## THE PROBLEM
Note how many lines contain "this" and give that number, with nothing else.
* start DATA EXCERPTS *
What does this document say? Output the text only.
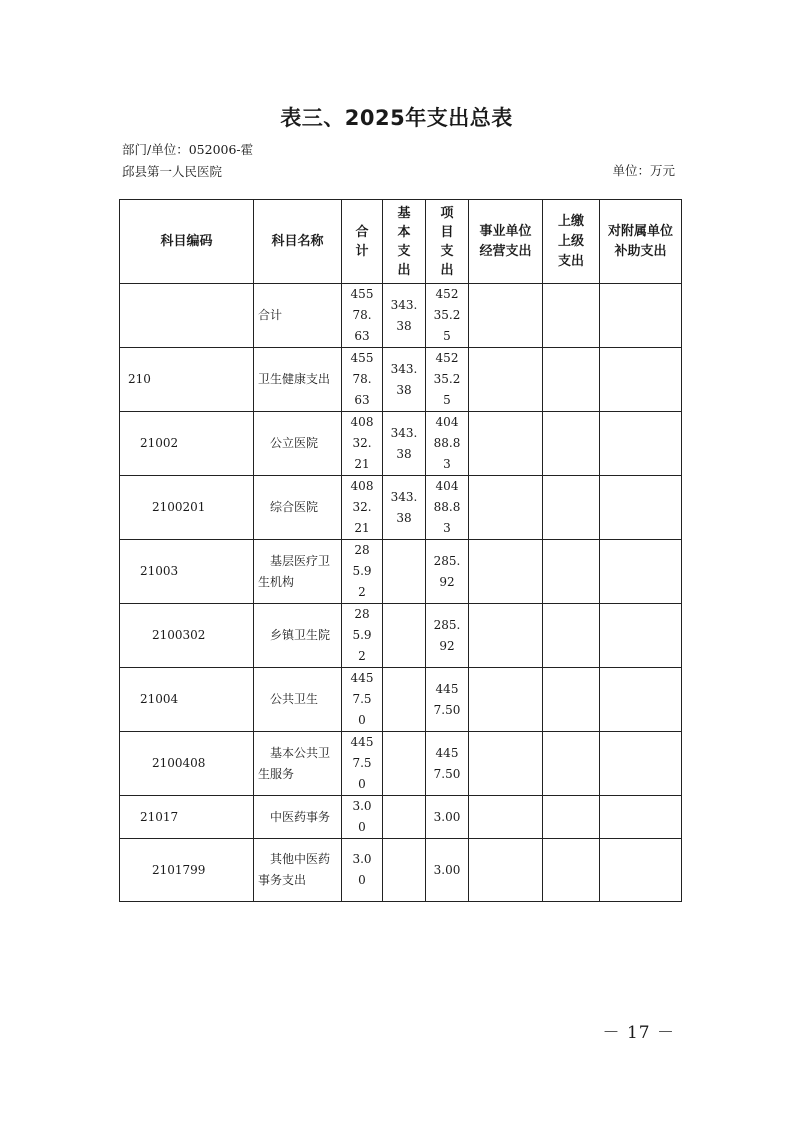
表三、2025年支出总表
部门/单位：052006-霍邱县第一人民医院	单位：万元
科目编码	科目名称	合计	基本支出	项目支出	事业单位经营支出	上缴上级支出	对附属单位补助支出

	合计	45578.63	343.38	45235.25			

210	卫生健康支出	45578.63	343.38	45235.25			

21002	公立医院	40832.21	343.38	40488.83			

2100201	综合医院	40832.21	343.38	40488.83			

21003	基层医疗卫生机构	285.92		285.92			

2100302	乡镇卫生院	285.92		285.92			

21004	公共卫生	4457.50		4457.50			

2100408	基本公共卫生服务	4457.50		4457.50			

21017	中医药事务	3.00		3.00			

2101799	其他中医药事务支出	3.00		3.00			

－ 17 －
* end DATA EXCERPTS *
* start DATA EXCERPTS *
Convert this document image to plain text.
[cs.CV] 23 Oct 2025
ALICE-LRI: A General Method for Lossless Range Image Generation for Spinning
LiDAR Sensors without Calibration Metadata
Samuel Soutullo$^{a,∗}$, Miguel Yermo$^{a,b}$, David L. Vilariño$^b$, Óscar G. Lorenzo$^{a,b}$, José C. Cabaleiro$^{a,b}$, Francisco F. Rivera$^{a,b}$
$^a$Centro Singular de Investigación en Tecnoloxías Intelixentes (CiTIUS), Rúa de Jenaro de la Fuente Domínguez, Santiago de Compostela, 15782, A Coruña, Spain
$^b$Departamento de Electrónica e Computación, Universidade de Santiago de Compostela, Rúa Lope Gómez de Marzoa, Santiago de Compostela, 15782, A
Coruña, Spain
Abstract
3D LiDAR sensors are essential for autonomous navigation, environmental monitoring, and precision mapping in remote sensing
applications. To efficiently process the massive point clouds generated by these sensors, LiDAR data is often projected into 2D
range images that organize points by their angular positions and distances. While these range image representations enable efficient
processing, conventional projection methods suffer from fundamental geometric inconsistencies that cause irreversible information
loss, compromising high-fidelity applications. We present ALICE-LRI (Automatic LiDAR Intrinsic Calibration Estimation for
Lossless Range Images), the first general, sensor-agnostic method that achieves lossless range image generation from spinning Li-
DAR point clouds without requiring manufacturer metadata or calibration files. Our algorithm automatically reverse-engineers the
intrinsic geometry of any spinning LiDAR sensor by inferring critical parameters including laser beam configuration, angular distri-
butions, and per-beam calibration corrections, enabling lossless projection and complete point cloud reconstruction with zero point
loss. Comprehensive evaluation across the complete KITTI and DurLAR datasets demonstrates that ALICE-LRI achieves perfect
* end DATA EXCERPTS *
## COMPLETE RESPONSE
2